**Material for this exercise**
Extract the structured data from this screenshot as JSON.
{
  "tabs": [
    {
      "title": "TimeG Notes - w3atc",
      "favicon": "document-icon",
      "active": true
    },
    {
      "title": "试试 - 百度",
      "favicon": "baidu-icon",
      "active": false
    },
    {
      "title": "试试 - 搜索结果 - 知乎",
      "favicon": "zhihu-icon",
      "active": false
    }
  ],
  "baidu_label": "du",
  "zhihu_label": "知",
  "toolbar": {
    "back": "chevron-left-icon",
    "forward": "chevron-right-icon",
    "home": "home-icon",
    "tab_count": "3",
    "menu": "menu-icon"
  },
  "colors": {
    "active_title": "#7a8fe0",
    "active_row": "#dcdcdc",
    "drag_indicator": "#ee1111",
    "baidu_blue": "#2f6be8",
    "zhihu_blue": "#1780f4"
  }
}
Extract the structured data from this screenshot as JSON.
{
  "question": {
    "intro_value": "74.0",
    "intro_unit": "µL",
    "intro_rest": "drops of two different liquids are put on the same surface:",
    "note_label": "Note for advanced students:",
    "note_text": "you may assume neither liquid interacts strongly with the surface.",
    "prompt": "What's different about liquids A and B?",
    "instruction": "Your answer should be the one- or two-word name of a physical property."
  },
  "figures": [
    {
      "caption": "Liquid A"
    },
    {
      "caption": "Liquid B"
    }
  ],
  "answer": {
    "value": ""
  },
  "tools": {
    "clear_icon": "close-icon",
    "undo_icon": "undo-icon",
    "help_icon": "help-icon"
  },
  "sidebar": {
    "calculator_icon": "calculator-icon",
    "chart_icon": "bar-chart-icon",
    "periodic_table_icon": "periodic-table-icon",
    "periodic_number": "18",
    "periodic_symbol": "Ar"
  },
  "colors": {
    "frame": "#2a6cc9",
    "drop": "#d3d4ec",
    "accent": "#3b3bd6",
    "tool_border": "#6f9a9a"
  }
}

**Your objective**
In the entries above, how many lines hold the word "answer"? State the number and nothing else.

**Result of this task**
2